## Recorded data
★ ★ ★ ★ ★ ★ ★
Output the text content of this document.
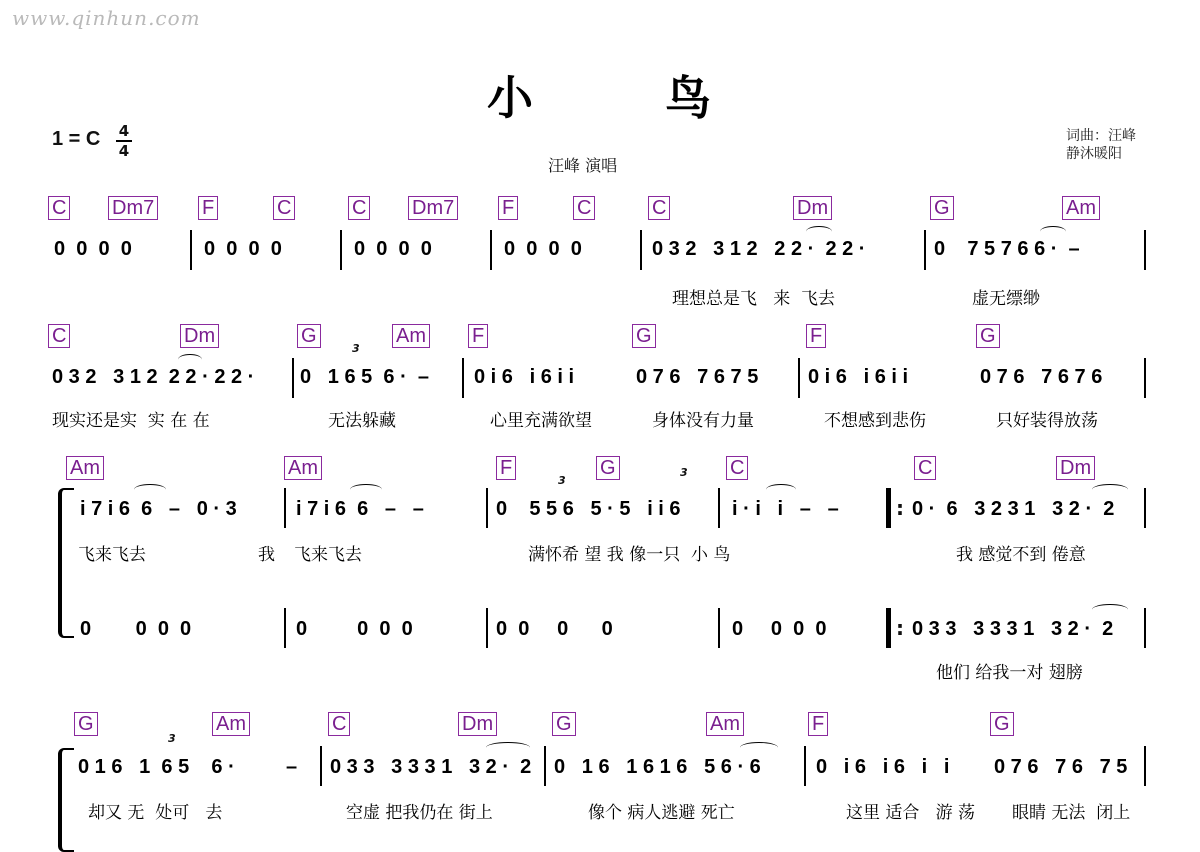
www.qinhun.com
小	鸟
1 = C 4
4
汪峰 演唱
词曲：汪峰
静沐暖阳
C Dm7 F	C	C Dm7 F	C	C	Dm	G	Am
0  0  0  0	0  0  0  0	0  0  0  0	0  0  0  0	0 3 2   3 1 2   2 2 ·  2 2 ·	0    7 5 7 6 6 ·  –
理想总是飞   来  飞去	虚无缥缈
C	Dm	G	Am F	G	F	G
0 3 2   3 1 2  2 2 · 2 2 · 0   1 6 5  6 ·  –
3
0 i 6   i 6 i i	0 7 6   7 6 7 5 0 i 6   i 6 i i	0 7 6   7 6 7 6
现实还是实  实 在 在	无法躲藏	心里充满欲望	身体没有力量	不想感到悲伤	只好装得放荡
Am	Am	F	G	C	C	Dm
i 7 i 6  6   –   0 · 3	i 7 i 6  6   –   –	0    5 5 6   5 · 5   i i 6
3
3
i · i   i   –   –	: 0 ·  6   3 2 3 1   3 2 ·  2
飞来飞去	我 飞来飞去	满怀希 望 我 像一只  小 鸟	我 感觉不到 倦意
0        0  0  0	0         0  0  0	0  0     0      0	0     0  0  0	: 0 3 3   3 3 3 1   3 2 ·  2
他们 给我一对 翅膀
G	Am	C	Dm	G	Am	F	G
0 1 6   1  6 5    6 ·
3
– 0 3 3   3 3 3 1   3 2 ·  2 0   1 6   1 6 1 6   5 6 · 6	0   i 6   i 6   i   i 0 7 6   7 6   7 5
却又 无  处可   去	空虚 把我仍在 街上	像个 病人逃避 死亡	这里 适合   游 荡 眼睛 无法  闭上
★ ★ ★ ★ ★ ★ ★
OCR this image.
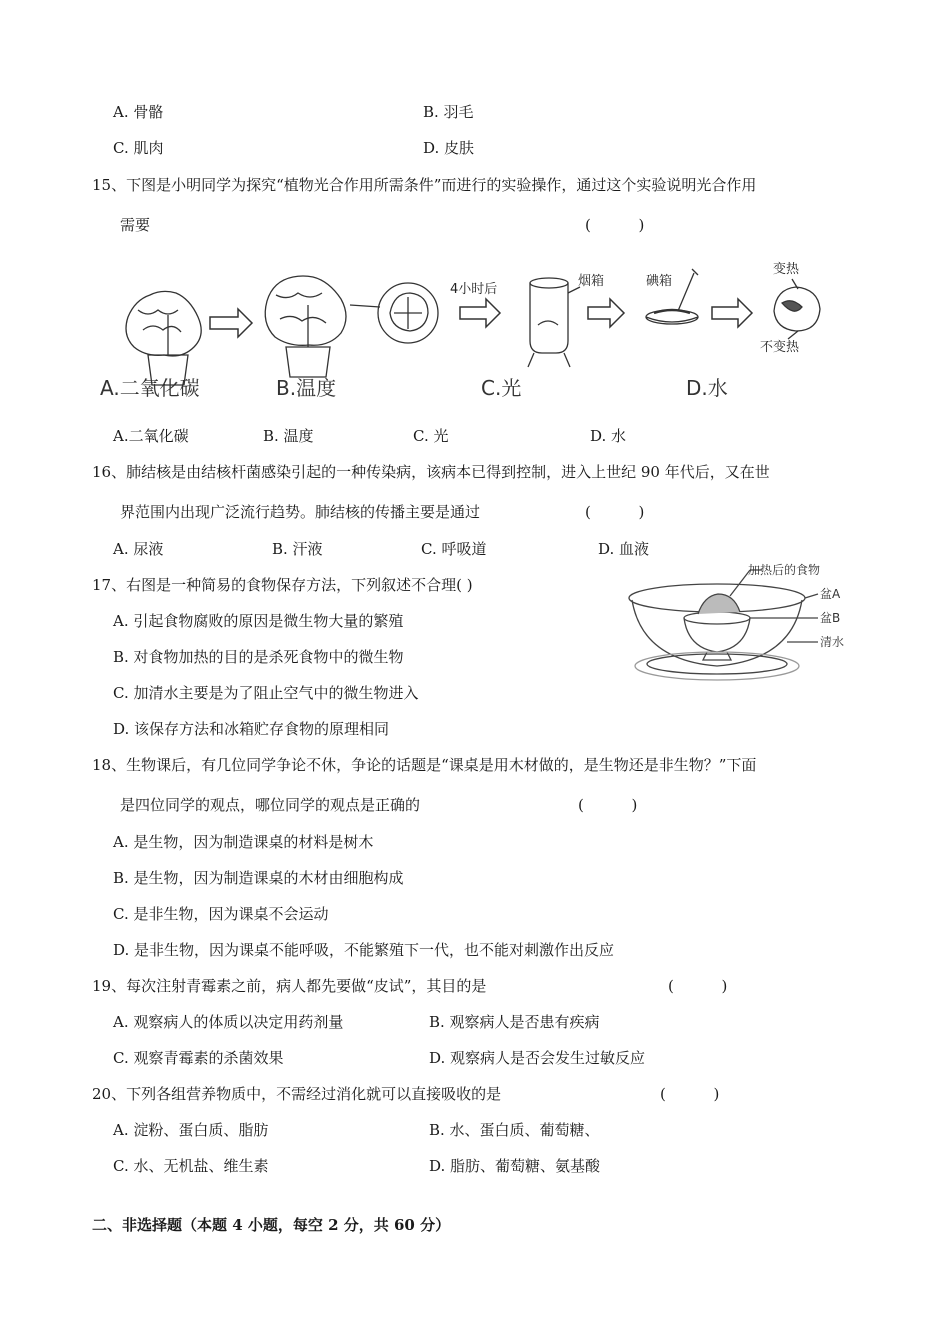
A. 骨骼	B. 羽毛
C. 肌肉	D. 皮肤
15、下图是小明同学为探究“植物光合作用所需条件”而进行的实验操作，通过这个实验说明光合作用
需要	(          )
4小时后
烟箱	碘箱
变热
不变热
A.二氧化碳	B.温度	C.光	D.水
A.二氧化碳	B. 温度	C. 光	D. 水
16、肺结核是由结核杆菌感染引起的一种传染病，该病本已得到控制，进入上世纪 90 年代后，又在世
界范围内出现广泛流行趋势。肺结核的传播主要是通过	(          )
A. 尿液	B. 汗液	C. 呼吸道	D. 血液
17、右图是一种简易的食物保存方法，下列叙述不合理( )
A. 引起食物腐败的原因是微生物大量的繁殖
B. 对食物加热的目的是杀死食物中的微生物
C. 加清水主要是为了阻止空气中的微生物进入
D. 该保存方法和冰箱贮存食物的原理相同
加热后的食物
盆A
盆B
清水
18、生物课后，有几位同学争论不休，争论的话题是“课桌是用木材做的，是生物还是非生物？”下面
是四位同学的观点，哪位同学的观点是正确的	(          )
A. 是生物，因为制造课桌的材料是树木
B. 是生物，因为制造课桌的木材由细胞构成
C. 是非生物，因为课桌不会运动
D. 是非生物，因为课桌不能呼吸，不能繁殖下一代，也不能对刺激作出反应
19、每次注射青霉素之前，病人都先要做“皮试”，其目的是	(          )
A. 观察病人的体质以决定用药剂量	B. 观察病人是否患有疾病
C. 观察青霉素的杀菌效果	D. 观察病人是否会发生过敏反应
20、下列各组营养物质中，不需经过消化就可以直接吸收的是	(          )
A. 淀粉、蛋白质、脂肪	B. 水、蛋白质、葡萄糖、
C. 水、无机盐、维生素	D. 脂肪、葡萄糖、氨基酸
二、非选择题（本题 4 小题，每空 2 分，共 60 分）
★ ★ ★ ★ ★ ★ ★
## Task instructions
Answer with a single number: the count of lines holding the word "this".

## Answer
2